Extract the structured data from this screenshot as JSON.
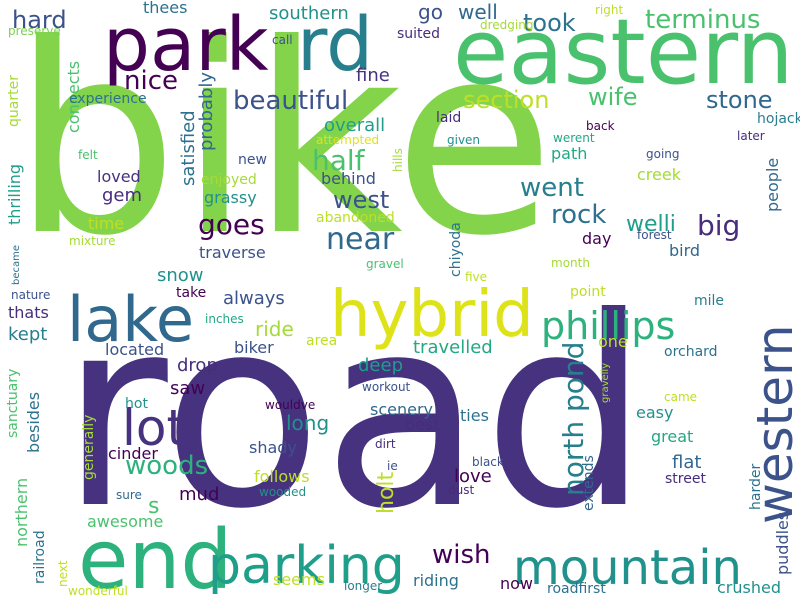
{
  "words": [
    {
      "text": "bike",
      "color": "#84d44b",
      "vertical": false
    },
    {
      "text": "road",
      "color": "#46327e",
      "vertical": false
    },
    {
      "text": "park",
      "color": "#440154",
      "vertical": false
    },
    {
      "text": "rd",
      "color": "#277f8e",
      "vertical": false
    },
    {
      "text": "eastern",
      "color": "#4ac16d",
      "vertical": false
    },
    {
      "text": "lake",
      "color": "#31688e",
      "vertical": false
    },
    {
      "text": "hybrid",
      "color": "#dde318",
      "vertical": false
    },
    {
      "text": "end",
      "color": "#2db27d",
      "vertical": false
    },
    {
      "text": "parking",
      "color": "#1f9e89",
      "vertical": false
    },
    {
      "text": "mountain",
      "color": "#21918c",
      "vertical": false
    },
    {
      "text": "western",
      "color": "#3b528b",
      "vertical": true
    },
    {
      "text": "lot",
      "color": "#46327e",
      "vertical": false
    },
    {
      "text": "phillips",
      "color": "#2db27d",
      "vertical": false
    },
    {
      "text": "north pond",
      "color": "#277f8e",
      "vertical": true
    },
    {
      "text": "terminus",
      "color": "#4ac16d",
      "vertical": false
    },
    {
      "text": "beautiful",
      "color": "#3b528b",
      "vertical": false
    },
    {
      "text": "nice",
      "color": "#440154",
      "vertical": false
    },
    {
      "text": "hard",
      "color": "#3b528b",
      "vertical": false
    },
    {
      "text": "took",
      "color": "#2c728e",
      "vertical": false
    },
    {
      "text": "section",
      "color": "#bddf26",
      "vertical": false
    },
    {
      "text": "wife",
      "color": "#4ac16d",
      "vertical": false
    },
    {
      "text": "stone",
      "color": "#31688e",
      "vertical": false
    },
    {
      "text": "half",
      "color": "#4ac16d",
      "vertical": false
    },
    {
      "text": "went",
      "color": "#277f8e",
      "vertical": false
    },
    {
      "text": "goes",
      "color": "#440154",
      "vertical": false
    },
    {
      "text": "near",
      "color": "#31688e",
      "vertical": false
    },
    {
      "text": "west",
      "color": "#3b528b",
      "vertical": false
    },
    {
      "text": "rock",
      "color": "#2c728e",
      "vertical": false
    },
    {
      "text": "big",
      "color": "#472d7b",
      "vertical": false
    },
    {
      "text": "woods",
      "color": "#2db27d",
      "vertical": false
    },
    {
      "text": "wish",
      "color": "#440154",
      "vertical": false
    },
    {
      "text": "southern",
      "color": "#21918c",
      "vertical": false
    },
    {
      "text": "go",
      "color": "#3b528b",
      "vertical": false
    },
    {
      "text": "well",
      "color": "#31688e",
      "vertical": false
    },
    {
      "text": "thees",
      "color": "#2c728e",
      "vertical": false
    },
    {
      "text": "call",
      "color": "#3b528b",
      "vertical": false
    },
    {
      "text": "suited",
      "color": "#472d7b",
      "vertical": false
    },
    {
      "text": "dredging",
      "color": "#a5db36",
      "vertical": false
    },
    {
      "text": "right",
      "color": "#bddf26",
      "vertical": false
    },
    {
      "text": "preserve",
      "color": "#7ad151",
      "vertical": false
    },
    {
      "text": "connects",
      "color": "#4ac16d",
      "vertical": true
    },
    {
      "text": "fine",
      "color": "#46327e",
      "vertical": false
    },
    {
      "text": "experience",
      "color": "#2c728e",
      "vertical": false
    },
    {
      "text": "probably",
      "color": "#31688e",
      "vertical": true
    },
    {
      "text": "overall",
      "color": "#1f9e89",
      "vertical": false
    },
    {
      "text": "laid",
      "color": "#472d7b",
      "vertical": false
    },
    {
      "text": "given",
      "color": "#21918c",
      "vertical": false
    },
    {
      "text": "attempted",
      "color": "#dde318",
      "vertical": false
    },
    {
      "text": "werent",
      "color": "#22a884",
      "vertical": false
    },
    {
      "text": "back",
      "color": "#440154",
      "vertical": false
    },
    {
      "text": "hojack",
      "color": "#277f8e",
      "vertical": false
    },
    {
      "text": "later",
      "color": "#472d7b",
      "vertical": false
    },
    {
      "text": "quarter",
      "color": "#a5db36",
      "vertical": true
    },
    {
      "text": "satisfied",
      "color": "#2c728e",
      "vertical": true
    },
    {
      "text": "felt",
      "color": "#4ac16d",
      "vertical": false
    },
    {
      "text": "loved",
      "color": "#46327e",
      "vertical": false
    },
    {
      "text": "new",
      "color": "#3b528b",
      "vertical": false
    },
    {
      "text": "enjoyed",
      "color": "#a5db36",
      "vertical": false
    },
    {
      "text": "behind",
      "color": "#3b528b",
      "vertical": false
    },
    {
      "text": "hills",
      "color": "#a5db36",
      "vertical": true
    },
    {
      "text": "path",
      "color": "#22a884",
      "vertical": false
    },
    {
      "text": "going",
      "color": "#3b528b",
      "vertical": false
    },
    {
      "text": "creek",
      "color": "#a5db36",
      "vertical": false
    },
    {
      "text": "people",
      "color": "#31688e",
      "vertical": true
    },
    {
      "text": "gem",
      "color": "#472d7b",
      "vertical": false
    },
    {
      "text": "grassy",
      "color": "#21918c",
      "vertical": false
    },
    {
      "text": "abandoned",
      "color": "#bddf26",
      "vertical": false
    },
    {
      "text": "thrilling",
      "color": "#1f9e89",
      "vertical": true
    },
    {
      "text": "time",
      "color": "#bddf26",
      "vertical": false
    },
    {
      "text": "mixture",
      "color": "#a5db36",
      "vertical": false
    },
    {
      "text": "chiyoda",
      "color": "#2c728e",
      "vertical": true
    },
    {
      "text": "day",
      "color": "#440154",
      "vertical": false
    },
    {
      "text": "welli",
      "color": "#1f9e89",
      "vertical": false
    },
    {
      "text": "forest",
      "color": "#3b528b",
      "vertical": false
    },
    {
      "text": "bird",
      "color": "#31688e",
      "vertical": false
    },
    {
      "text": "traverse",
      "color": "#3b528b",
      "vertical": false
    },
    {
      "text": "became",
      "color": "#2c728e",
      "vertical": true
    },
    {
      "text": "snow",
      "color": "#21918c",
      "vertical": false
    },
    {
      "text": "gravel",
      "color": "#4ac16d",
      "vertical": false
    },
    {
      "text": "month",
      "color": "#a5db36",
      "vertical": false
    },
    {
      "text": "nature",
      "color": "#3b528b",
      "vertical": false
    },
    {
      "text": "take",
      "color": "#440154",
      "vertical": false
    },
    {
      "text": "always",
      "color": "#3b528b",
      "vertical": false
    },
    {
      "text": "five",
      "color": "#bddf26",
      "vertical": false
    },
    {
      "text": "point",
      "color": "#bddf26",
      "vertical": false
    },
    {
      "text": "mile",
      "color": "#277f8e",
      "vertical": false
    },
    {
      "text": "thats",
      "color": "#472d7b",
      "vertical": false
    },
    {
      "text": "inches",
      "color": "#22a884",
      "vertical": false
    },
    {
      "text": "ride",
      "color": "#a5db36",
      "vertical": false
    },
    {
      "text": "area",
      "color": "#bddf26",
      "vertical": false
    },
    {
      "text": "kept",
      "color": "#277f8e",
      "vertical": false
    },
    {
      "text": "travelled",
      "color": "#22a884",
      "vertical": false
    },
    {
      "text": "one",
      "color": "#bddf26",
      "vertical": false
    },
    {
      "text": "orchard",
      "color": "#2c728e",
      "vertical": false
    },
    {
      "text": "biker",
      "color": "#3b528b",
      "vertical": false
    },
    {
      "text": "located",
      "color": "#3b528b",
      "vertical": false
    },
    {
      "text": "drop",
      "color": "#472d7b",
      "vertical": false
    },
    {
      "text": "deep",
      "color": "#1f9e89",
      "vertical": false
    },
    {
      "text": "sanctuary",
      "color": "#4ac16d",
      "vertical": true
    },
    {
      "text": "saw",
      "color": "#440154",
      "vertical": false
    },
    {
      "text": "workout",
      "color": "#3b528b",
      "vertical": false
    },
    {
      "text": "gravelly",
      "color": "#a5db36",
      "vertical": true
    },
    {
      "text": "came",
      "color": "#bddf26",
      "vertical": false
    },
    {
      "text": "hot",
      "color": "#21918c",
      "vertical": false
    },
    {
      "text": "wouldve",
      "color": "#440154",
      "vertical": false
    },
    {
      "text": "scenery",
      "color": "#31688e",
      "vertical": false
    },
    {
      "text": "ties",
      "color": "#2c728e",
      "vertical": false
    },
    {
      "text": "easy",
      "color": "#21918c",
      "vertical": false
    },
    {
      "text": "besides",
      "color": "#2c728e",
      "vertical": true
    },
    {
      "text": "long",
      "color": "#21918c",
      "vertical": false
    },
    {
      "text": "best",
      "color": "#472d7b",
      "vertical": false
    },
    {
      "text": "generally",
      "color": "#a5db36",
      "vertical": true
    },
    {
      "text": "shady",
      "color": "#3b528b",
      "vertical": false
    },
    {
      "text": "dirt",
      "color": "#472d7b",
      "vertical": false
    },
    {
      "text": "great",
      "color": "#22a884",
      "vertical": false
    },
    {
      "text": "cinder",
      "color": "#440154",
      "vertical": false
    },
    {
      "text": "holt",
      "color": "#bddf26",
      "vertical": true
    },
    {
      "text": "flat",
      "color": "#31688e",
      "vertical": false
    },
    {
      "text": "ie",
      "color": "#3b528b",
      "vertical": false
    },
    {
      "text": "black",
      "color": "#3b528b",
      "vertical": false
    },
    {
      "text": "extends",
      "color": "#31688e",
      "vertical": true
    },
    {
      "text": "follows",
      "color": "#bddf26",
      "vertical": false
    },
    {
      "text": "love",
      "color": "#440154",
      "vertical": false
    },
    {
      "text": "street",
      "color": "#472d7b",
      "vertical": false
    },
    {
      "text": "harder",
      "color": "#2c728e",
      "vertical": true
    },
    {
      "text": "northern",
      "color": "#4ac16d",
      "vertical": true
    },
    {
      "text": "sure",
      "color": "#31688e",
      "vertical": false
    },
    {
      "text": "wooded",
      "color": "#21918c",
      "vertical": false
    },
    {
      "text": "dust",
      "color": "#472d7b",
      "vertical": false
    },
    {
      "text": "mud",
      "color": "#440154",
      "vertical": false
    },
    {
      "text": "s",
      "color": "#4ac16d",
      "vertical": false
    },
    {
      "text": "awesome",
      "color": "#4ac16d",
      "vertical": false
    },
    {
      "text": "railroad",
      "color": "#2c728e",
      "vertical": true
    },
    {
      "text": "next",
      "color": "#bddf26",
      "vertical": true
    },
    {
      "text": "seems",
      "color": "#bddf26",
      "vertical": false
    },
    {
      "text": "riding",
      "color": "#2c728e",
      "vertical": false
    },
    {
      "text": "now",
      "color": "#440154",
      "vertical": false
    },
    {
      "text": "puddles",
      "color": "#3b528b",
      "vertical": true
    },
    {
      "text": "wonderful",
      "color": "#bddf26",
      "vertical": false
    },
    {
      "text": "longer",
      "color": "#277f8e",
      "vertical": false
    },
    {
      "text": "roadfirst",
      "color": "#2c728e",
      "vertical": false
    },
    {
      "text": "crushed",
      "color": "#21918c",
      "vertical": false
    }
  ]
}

● ● ● ●

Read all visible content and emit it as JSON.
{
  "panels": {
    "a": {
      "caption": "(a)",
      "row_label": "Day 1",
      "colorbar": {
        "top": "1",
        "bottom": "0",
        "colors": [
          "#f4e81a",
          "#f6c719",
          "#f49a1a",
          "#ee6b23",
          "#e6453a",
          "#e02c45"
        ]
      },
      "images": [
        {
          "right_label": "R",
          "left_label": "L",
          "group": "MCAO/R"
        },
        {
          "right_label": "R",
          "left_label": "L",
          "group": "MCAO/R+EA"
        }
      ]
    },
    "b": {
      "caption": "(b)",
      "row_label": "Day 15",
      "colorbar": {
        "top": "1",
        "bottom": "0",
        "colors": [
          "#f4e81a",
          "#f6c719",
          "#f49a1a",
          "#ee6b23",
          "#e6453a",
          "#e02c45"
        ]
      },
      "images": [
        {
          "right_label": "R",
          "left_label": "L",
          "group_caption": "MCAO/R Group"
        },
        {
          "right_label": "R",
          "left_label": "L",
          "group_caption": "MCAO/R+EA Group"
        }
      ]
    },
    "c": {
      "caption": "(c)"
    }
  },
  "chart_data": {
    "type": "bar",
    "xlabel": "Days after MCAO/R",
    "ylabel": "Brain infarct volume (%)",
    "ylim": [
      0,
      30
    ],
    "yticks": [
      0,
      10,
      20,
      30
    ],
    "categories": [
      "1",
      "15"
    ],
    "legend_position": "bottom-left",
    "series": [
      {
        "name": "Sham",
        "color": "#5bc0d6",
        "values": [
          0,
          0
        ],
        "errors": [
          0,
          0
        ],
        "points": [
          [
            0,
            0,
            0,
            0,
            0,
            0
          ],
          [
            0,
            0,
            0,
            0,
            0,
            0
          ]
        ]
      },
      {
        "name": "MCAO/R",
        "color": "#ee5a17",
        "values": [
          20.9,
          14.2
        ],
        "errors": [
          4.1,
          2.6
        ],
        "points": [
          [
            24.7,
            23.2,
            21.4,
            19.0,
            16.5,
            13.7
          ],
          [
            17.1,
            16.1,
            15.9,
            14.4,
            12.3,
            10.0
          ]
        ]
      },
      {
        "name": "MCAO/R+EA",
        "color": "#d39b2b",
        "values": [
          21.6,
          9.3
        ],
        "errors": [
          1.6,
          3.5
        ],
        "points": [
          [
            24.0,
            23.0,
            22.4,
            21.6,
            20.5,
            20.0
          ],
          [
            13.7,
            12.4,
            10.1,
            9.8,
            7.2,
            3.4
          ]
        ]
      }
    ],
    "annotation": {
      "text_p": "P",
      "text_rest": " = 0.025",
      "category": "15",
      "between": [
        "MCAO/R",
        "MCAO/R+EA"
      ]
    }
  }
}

● ● ● ●

• **What needs to be done**
Scan the material above. Return every line containing the string "JSON".

• **Worked answer**
Extract the structured data from this screenshot as JSON.
Read all visible content and emit it as JSON.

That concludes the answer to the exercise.